> **Written instruction**: Restate the records below word for word.

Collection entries
..............................
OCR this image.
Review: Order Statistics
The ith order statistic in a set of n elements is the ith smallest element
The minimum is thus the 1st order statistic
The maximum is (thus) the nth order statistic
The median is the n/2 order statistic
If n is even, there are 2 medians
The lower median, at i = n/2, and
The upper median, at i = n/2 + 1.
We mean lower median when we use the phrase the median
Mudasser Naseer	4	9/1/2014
..............................
> **Worked solution**:
OCR this image.
Review: Order Statistics
The ith order statistic in a set of n elements is the ith smallest element
The minimum is thus the 1st order statistic
The maximum is (thus) the nth order statistic
The median is the n/2 order statistic
If n is even, there are 2 medians
The lower median, at i = n/2, and
The upper median, at i = n/2 + 1.
We mean lower median when we use the phrase the median
Mudasser Naseer	4	9/1/2014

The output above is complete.